The request: Each record below should be output verbatim, without pictures.

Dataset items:
━━━

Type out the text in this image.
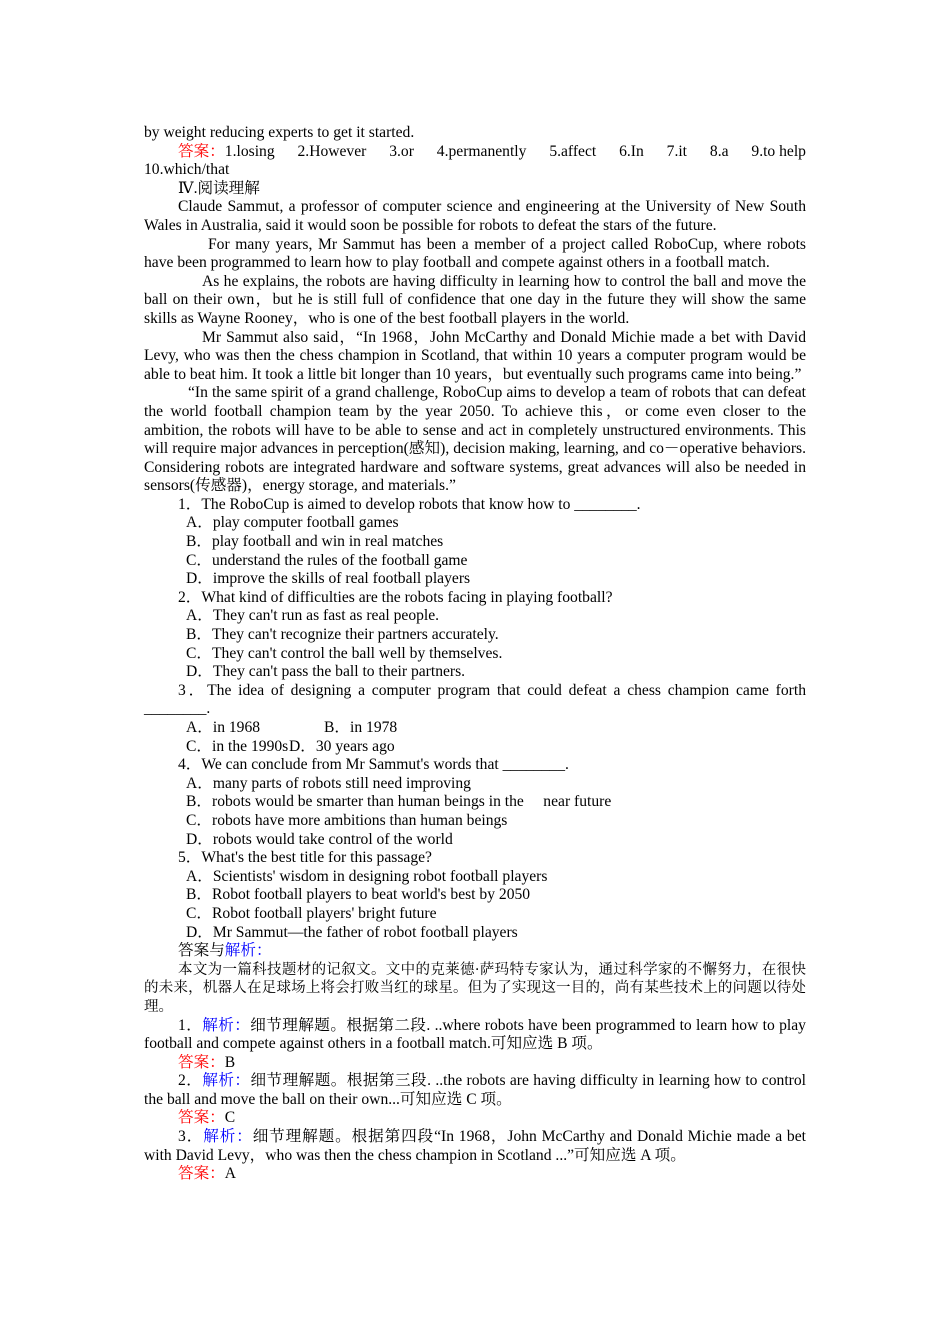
by weight reducing experts to get it started.

答案：1.losing 2.However 3.or 4.permanently 5.affect 6.In 7.it 8.a 9.to help

10.which/that

Ⅳ.阅读理解

Claude Sammut, a professor of computer science and engineering at the University of New South Wales in Australia, said it would soon be possible for robots to defeat the stars of the future.

For many years, Mr Sammut has been a member of a project called RoboCup, where robots have been programmed to learn how to play football and compete against others in a football match.

As he explains, the robots are having difficulty in learning how to control the ball and move the ball on their own，but he is still full of confidence that one day in the future they will show the same skills as Wayne Rooney，who is one of the best football players in the world.

Mr Sammut also said，“In 1968，John McCarthy and Donald Michie made a bet with David Levy, who was then the chess champion in Scotland, that within 10 years a computer program would be able to beat him. It took a little bit longer than 10 years，but eventually such programs came into being.”

“In the same spirit of a grand challenge, RoboCup aims to develop a team of robots that can defeat the world football champion team by the year 2050. To achieve this，or come even closer to the ambition, the robots will have to be able to sense and act in completely unstructured environments. This will require major advances in perception(感知), decision making, learning, and co－operative behaviors. Considering robots are integrated hardware and software systems, great advances will also be needed in sensors(传感器)，energy storage, and materials.”

1．The RoboCup is aimed to develop robots that know how to ________.

A．play computer football games

B．play football and win in real matches

C．understand the rules of the football game

D．improve the skills of real football players

2．What kind of difficulties are the robots facing in playing football?

A．They can't run as fast as real people.

B．They can't recognize their partners accurately.

C．They can't control the ball well by themselves.

D．They can't pass the ball to their partners.

3．The idea of designing a computer program that could defeat a chess champion came forth ________.

A．in 1968	B．in 1978

C．in the 1990sD．30 years ago

4．We can conclude from Mr Sammut's words that ________.

A．many parts of robots still need improving

B．robots would be smarter than human beings in the     near future

C．robots have more ambitions than human beings

D．robots would take control of the world

5．What's the best title for this passage?

A．Scientists' wisdom in designing robot football players

B．Robot football players to beat world's best by 2050

C．Robot football players' bright future

D．Mr Sammut—the father of robot football players

答案与解析：

本文为一篇科技题材的记叙文。文中的克莱德·萨玛特专家认为，通过科学家的不懈努力，在很快的未来，机器人在足球场上将会打败当红的球星。但为了实现这一目的，尚有某些技术上的问题以待处理。

1．解析：细节理解题。根据第二段. ..where robots have been programmed to learn how to play football and compete against others in a football match.可知应选 B 项。

答案：B

2．解析：细节理解题。根据第三段. ..the robots are having difficulty in learning how to control the ball and move the ball on their own...可知应选 C 项。

答案：C

3．解析：细节理解题。根据第四段“In 1968，John McCarthy and Donald Michie made a bet with David Levy，who was then the chess champion in Scotland ...”可知应选 A 项。

答案：A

━━━

Solution:
Type out the text in this image.
by weight reducing experts to get it started.

答案：1.losing 2.However 3.or 4.permanently 5.affect 6.In 7.it 8.a 9.to help

10.which/that

Ⅳ.阅读理解

Claude Sammut, a professor of computer science and engineering at the University of New South Wales in Australia, said it would soon be possible for robots to defeat the stars of the future.

For many years, Mr Sammut has been a member of a project called RoboCup, where robots have been programmed to learn how to play football and compete against others in a football match.

As he explains, the robots are having difficulty in learning how to control the ball and move the ball on their own，but he is still full of confidence that one day in the future they will show the same skills as Wayne Rooney，who is one of the best football players in the world.

Mr Sammut also said，“In 1968，John McCarthy and Donald Michie made a bet with David Levy, who was then the chess champion in Scotland, that within 10 years a computer program would be able to beat him. It took a little bit longer than 10 years，but eventually such programs came into being.”

“In the same spirit of a grand challenge, RoboCup aims to develop a team of robots that can defeat the world football champion team by the year 2050. To achieve this，or come even closer to the ambition, the robots will have to be able to sense and act in completely unstructured environments. This will require major advances in perception(感知), decision making, learning, and co－operative behaviors. Considering robots are integrated hardware and software systems, great advances will also be needed in sensors(传感器)，energy storage, and materials.”

1．The RoboCup is aimed to develop robots that know how to ________.

A．play computer football games

B．play football and win in real matches

C．understand the rules of the football game

D．improve the skills of real football players

2．What kind of difficulties are the robots facing in playing football?

A．They can't run as fast as real people.

B．They can't recognize their partners accurately.

C．They can't control the ball well by themselves.

D．They can't pass the ball to their partners.

3．The idea of designing a computer program that could defeat a chess champion came forth ________.

A．in 1968	B．in 1978

C．in the 1990sD．30 years ago

4．We can conclude from Mr Sammut's words that ________.

A．many parts of robots still need improving

B．robots would be smarter than human beings in the     near future

C．robots have more ambitions than human beings

D．robots would take control of the world

5．What's the best title for this passage?

A．Scientists' wisdom in designing robot football players

B．Robot football players to beat world's best by 2050

C．Robot football players' bright future

D．Mr Sammut—the father of robot football players

答案与解析：

本文为一篇科技题材的记叙文。文中的克莱德·萨玛特专家认为，通过科学家的不懈努力，在很快的未来，机器人在足球场上将会打败当红的球星。但为了实现这一目的，尚有某些技术上的问题以待处理。

1．解析：细节理解题。根据第二段. ..where robots have been programmed to learn how to play football and compete against others in a football match.可知应选 B 项。

答案：B

2．解析：细节理解题。根据第三段. ..the robots are having difficulty in learning how to control the ball and move the ball on their own...可知应选 C 项。

答案：C

3．解析：细节理解题。根据第四段“In 1968，John McCarthy and Donald Michie made a bet with David Levy，who was then the chess champion in Scotland ...”可知应选 A 项。

答案：A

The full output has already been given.